#### Problem statement:
Read through the data and report every line in which the word "MeHg" occurs.

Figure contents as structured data
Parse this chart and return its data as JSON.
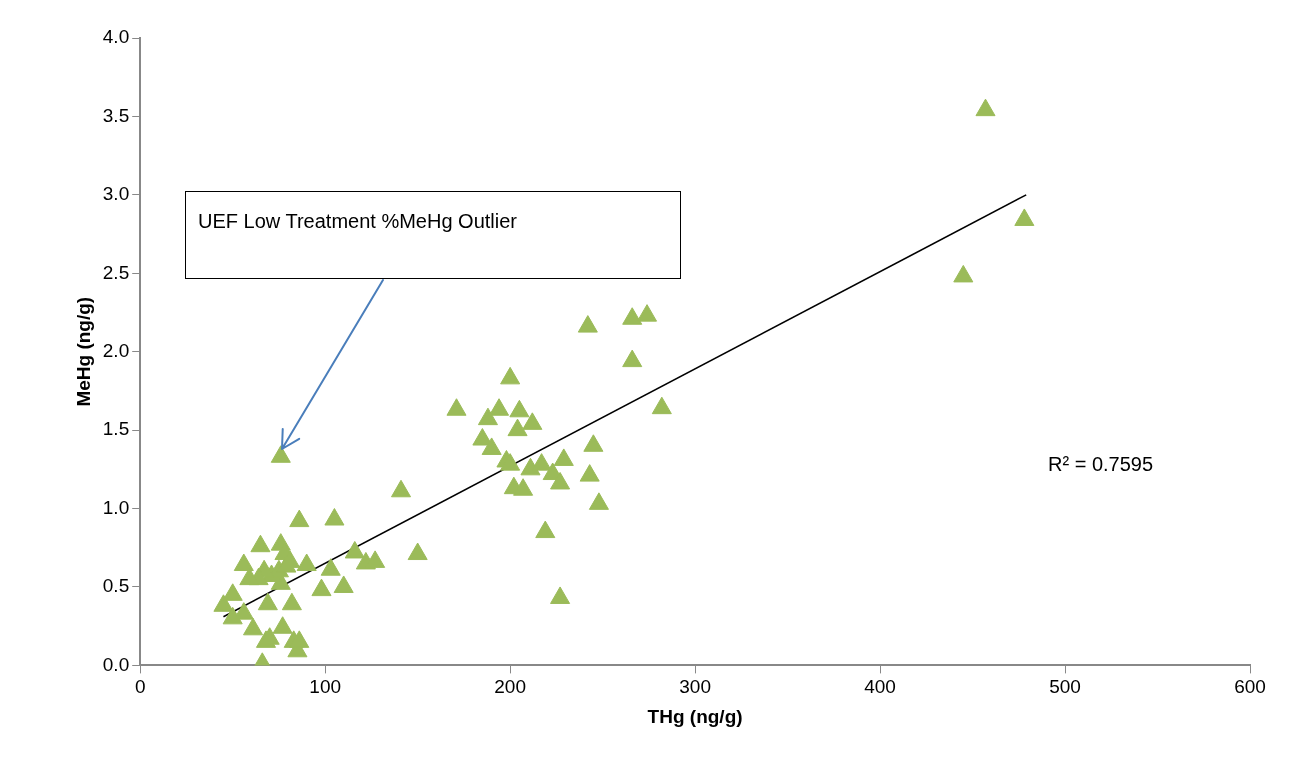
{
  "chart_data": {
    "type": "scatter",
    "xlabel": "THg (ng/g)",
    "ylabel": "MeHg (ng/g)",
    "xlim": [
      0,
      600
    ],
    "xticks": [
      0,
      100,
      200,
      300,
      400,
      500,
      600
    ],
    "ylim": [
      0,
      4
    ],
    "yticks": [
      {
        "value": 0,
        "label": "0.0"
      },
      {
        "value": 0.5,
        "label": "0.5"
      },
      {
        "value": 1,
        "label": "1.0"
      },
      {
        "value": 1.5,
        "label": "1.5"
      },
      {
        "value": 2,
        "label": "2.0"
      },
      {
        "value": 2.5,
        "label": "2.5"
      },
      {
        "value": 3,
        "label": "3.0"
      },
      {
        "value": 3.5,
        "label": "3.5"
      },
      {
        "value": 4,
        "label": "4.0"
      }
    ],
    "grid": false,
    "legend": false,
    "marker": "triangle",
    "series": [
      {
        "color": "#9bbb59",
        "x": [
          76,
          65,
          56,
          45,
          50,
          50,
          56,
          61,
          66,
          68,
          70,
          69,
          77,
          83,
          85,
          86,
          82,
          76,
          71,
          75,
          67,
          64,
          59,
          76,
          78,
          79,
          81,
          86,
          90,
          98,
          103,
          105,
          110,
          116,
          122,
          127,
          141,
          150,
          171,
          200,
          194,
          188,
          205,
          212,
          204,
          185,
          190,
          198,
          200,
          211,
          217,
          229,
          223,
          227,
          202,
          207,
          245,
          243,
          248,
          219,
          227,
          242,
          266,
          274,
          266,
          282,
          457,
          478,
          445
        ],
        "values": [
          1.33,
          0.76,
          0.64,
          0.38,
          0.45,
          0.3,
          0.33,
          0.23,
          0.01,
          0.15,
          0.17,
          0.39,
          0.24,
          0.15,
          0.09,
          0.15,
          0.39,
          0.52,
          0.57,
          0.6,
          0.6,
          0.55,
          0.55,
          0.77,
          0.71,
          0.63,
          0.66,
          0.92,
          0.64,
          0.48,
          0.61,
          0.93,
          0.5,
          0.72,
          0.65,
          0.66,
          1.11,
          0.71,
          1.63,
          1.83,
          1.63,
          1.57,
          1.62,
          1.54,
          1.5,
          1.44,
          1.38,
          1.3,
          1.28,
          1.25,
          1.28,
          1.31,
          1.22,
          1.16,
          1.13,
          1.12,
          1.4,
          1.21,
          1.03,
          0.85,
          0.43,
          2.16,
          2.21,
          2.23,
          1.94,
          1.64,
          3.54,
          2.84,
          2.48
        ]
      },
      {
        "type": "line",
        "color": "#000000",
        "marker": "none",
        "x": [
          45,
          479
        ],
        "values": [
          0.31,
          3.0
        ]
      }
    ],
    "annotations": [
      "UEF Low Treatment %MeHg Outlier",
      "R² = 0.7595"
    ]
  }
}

#### Problem solution:
    "ylabel": "MeHg (ng/g)",
      "UEF Low Treatment %MeHg Outlier",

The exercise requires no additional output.